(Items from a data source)
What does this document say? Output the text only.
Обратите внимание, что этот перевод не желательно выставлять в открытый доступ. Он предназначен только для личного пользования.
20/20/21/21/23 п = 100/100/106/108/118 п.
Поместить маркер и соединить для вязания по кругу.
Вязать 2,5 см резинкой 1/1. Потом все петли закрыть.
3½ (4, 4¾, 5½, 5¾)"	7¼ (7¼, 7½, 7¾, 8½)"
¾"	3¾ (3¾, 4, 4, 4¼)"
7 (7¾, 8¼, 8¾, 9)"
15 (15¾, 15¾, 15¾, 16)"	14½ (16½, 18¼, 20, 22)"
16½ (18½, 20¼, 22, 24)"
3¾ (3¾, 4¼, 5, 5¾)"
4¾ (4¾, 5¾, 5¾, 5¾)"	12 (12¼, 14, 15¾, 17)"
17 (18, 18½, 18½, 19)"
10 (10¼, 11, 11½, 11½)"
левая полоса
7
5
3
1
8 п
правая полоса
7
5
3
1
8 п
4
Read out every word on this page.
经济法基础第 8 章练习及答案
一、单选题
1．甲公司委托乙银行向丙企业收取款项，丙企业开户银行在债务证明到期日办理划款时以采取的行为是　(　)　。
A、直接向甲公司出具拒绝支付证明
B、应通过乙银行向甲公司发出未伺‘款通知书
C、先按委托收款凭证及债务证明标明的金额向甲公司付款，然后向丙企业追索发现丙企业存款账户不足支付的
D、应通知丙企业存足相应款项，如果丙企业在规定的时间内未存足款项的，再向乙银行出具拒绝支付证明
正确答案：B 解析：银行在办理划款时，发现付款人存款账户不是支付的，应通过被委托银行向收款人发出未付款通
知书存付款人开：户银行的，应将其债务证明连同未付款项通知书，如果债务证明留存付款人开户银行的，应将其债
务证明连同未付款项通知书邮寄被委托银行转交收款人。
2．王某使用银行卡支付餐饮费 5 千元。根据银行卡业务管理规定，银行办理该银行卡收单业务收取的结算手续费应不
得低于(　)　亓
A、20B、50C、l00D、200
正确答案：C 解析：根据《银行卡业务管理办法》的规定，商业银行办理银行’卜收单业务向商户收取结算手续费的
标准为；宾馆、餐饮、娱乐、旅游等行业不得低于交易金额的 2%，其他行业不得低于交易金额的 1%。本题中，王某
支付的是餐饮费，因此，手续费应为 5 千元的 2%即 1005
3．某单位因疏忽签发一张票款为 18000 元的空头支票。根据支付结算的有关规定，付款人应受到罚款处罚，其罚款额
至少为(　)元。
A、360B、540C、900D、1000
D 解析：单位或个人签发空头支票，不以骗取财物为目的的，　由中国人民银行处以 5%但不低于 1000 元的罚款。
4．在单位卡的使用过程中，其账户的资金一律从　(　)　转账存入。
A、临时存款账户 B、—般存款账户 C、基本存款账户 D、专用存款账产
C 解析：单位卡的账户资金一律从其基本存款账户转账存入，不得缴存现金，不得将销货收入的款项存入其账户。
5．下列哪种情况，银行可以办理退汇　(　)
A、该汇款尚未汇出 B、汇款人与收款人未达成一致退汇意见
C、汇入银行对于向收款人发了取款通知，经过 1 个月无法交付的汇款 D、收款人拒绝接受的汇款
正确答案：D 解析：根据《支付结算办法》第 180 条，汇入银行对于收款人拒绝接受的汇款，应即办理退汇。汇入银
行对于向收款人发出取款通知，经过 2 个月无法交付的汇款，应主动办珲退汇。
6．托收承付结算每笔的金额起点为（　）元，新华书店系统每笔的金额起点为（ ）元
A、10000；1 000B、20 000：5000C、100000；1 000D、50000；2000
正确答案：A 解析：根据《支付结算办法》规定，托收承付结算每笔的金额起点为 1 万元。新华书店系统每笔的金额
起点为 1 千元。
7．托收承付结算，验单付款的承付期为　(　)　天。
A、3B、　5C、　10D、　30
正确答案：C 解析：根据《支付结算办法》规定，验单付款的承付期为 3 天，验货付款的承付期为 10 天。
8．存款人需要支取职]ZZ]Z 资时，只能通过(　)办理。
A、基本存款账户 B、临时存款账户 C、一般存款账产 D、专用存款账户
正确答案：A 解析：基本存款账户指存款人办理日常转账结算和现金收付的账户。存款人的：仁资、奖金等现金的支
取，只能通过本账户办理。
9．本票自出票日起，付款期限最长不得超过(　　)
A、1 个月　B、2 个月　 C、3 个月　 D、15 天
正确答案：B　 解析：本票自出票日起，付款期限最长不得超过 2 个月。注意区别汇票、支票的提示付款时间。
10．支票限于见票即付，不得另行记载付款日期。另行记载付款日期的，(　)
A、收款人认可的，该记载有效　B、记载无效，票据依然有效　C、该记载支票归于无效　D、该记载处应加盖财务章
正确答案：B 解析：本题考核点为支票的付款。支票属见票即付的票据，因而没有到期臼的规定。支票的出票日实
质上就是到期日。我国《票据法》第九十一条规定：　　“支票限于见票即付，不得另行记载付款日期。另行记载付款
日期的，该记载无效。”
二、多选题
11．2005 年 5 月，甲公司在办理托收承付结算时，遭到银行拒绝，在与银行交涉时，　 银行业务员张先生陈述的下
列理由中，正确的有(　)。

Given request: Copy whichever lines in the listing above contain the word "支付结算办法".

Result:
正确答案：D 解析：根据《支付结算办法》第 180 条，汇入银行对于收款人拒绝接受的汇款，应即办理退汇。汇入银
正确答案：A 解析：根据《支付结算办法》规定，托收承付结算每笔的金额起点为 1 万元。新华书店系统每笔的金额
正确答案：C 解析：根据《支付结算办法》规定，验单付款的承付期为 3 天，验货付款的承付期为 10 天。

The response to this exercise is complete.